TASK TO COMPLETE
Repeat every record below exactly as it appears.

Stored data entries
========================

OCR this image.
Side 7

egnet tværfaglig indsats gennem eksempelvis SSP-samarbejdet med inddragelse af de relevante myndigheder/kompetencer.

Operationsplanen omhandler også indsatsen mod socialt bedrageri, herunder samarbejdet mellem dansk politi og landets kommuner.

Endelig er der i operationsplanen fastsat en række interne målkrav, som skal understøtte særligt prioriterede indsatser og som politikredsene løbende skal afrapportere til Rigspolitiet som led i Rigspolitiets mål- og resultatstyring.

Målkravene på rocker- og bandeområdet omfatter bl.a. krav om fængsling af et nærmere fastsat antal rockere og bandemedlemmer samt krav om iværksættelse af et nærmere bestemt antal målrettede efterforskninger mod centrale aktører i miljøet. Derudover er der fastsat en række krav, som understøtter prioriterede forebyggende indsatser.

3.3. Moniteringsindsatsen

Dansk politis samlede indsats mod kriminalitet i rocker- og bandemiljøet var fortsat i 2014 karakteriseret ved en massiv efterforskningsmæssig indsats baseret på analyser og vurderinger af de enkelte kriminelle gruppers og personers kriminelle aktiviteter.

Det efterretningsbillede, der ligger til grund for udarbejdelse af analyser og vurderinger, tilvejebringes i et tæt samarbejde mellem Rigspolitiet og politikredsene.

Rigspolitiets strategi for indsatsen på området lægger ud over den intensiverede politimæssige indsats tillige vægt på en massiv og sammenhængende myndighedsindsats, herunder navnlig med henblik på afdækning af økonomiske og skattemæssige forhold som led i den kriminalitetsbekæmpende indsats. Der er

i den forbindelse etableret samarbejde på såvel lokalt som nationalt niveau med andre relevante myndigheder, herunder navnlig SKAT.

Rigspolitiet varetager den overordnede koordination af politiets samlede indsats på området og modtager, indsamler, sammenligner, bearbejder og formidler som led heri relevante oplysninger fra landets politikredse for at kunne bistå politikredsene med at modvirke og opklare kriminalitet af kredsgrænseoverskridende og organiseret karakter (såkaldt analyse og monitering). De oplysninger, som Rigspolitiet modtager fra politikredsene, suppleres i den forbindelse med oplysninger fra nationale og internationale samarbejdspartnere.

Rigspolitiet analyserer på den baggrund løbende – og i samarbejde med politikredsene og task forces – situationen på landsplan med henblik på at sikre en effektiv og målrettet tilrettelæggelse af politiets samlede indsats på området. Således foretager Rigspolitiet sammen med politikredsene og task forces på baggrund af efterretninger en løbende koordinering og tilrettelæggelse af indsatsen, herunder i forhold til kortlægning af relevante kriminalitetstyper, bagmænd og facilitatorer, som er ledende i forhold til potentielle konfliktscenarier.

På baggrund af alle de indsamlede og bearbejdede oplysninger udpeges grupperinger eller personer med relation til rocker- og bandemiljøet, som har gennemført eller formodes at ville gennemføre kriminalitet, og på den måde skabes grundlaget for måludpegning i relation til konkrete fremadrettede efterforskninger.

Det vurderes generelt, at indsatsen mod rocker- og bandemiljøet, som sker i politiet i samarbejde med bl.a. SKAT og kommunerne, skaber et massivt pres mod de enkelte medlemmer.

========================

ANSWER
OCR this image.
Side 7

egnet tværfaglig indsats gennem eksempelvis SSP-samarbejdet med inddragelse af de relevante myndigheder/kompetencer.

Operationsplanen omhandler også indsatsen mod socialt bedrageri, herunder samarbejdet mellem dansk politi og landets kommuner.

Endelig er der i operationsplanen fastsat en række interne målkrav, som skal understøtte særligt prioriterede indsatser og som politikredsene løbende skal afrapportere til Rigspolitiet som led i Rigspolitiets mål- og resultatstyring.

Målkravene på rocker- og bandeområdet omfatter bl.a. krav om fængsling af et nærmere fastsat antal rockere og bandemedlemmer samt krav om iværksættelse af et nærmere bestemt antal målrettede efterforskninger mod centrale aktører i miljøet. Derudover er der fastsat en række krav, som understøtter prioriterede forebyggende indsatser.

3.3. Moniteringsindsatsen

Dansk politis samlede indsats mod kriminalitet i rocker- og bandemiljøet var fortsat i 2014 karakteriseret ved en massiv efterforskningsmæssig indsats baseret på analyser og vurderinger af de enkelte kriminelle gruppers og personers kriminelle aktiviteter.

Det efterretningsbillede, der ligger til grund for udarbejdelse af analyser og vurderinger, tilvejebringes i et tæt samarbejde mellem Rigspolitiet og politikredsene.

Rigspolitiets strategi for indsatsen på området lægger ud over den intensiverede politimæssige indsats tillige vægt på en massiv og sammenhængende myndighedsindsats, herunder navnlig med henblik på afdækning af økonomiske og skattemæssige forhold som led i den kriminalitetsbekæmpende indsats. Der er

i den forbindelse etableret samarbejde på såvel lokalt som nationalt niveau med andre relevante myndigheder, herunder navnlig SKAT.

Rigspolitiet varetager den overordnede koordination af politiets samlede indsats på området og modtager, indsamler, sammenligner, bearbejder og formidler som led heri relevante oplysninger fra landets politikredse for at kunne bistå politikredsene med at modvirke og opklare kriminalitet af kredsgrænseoverskridende og organiseret karakter (såkaldt analyse og monitering). De oplysninger, som Rigspolitiet modtager fra politikredsene, suppleres i den forbindelse med oplysninger fra nationale og internationale samarbejdspartnere.

Rigspolitiet analyserer på den baggrund løbende – og i samarbejde med politikredsene og task forces – situationen på landsplan med henblik på at sikre en effektiv og målrettet tilrettelæggelse af politiets samlede indsats på området. Således foretager Rigspolitiet sammen med politikredsene og task forces på baggrund af efterretninger en løbende koordinering og tilrettelæggelse af indsatsen, herunder i forhold til kortlægning af relevante kriminalitetstyper, bagmænd og facilitatorer, som er ledende i forhold til potentielle konfliktscenarier.

På baggrund af alle de indsamlede og bearbejdede oplysninger udpeges grupperinger eller personer med relation til rocker- og bandemiljøet, som har gennemført eller formodes at ville gennemføre kriminalitet, og på den måde skabes grundlaget for måludpegning i relation til konkrete fremadrettede efterforskninger.

Det vurderes generelt, at indsatsen mod rocker- og bandemiljøet, som sker i politiet i samarbejde med bl.a. SKAT og kommunerne, skaber et massivt pres mod de enkelte medlemmer.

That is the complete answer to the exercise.